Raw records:
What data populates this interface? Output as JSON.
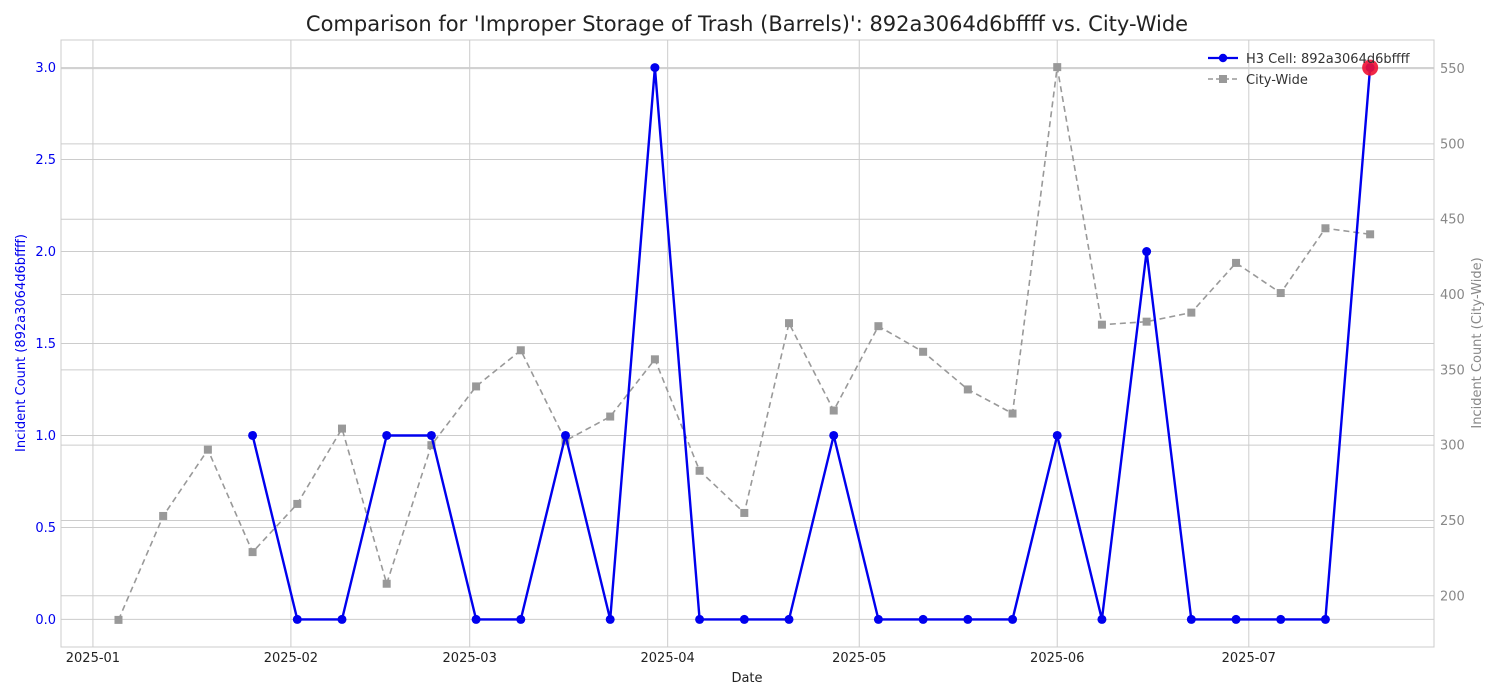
{
  "chart_data": {
    "type": "line",
    "title": "Comparison for 'Improper Storage of Trash (Barrels)': 892a3064d6bffff vs. City-Wide",
    "xlabel": "Date",
    "ylabel_left": "Incident Count (892a3064d6bffff)",
    "ylabel_right": "Incident Count (City-Wide)",
    "x_ticks": [
      {
        "date": "2025-01-01",
        "label": "2025-01"
      },
      {
        "date": "2025-02-01",
        "label": "2025-02"
      },
      {
        "date": "2025-03-01",
        "label": "2025-03"
      },
      {
        "date": "2025-04-01",
        "label": "2025-04"
      },
      {
        "date": "2025-05-01",
        "label": "2025-05"
      },
      {
        "date": "2025-06-01",
        "label": "2025-06"
      },
      {
        "date": "2025-07-01",
        "label": "2025-07"
      }
    ],
    "xlim": [
      "2024-12-27",
      "2025-07-30"
    ],
    "ylim_left": [
      -0.15,
      3.15
    ],
    "yticks_left": [
      "0.0",
      "0.5",
      "1.0",
      "1.5",
      "2.0",
      "2.5",
      "3.0"
    ],
    "ylim_right": [
      166,
      569
    ],
    "yticks_right": [
      "200",
      "250",
      "300",
      "350",
      "400",
      "450",
      "500",
      "550"
    ],
    "grid": true,
    "legend_position": "top-right",
    "series": [
      {
        "name": "H3 Cell: 892a3064d6bffff",
        "axis": "left",
        "color": "#0000ee",
        "marker": "circle",
        "linestyle": "solid",
        "points": [
          {
            "x": "2025-01-26",
            "y": 1
          },
          {
            "x": "2025-02-02",
            "y": 0
          },
          {
            "x": "2025-02-09",
            "y": 0
          },
          {
            "x": "2025-02-16",
            "y": 1
          },
          {
            "x": "2025-02-23",
            "y": 1
          },
          {
            "x": "2025-03-02",
            "y": 0
          },
          {
            "x": "2025-03-09",
            "y": 0
          },
          {
            "x": "2025-03-16",
            "y": 1
          },
          {
            "x": "2025-03-23",
            "y": 0
          },
          {
            "x": "2025-03-30",
            "y": 3
          },
          {
            "x": "2025-04-06",
            "y": 0
          },
          {
            "x": "2025-04-13",
            "y": 0
          },
          {
            "x": "2025-04-20",
            "y": 0
          },
          {
            "x": "2025-04-27",
            "y": 1
          },
          {
            "x": "2025-05-04",
            "y": 0
          },
          {
            "x": "2025-05-11",
            "y": 0
          },
          {
            "x": "2025-05-18",
            "y": 0
          },
          {
            "x": "2025-05-25",
            "y": 0
          },
          {
            "x": "2025-06-01",
            "y": 1
          },
          {
            "x": "2025-06-08",
            "y": 0
          },
          {
            "x": "2025-06-15",
            "y": 2
          },
          {
            "x": "2025-06-22",
            "y": 0
          },
          {
            "x": "2025-06-29",
            "y": 0
          },
          {
            "x": "2025-07-06",
            "y": 0
          },
          {
            "x": "2025-07-13",
            "y": 0
          },
          {
            "x": "2025-07-20",
            "y": 3
          }
        ],
        "highlight": {
          "x": "2025-07-20",
          "y": 3,
          "color": "#ee1133"
        }
      },
      {
        "name": "City-Wide",
        "axis": "right",
        "color": "#999999",
        "marker": "square",
        "linestyle": "dashed",
        "points": [
          {
            "x": "2025-01-05",
            "y": 184
          },
          {
            "x": "2025-01-12",
            "y": 253
          },
          {
            "x": "2025-01-19",
            "y": 297
          },
          {
            "x": "2025-01-26",
            "y": 229
          },
          {
            "x": "2025-02-02",
            "y": 261
          },
          {
            "x": "2025-02-09",
            "y": 311
          },
          {
            "x": "2025-02-16",
            "y": 208
          },
          {
            "x": "2025-02-23",
            "y": 300
          },
          {
            "x": "2025-03-02",
            "y": 339
          },
          {
            "x": "2025-03-09",
            "y": 363
          },
          {
            "x": "2025-03-16",
            "y": 303
          },
          {
            "x": "2025-03-23",
            "y": 319
          },
          {
            "x": "2025-03-30",
            "y": 357
          },
          {
            "x": "2025-04-06",
            "y": 283
          },
          {
            "x": "2025-04-13",
            "y": 255
          },
          {
            "x": "2025-04-20",
            "y": 381
          },
          {
            "x": "2025-04-27",
            "y": 323
          },
          {
            "x": "2025-05-04",
            "y": 379
          },
          {
            "x": "2025-05-11",
            "y": 362
          },
          {
            "x": "2025-05-18",
            "y": 337
          },
          {
            "x": "2025-05-25",
            "y": 321
          },
          {
            "x": "2025-06-01",
            "y": 551
          },
          {
            "x": "2025-06-08",
            "y": 380
          },
          {
            "x": "2025-06-15",
            "y": 382
          },
          {
            "x": "2025-06-22",
            "y": 388
          },
          {
            "x": "2025-06-29",
            "y": 421
          },
          {
            "x": "2025-07-06",
            "y": 401
          },
          {
            "x": "2025-07-13",
            "y": 444
          },
          {
            "x": "2025-07-20",
            "y": 440
          }
        ]
      }
    ]
  }
}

Problem -
Filter the entries above down to the lines containing the word "color".

Solution -
        "color": "#0000ee",
          "color": "#ee1133"
        "color": "#999999",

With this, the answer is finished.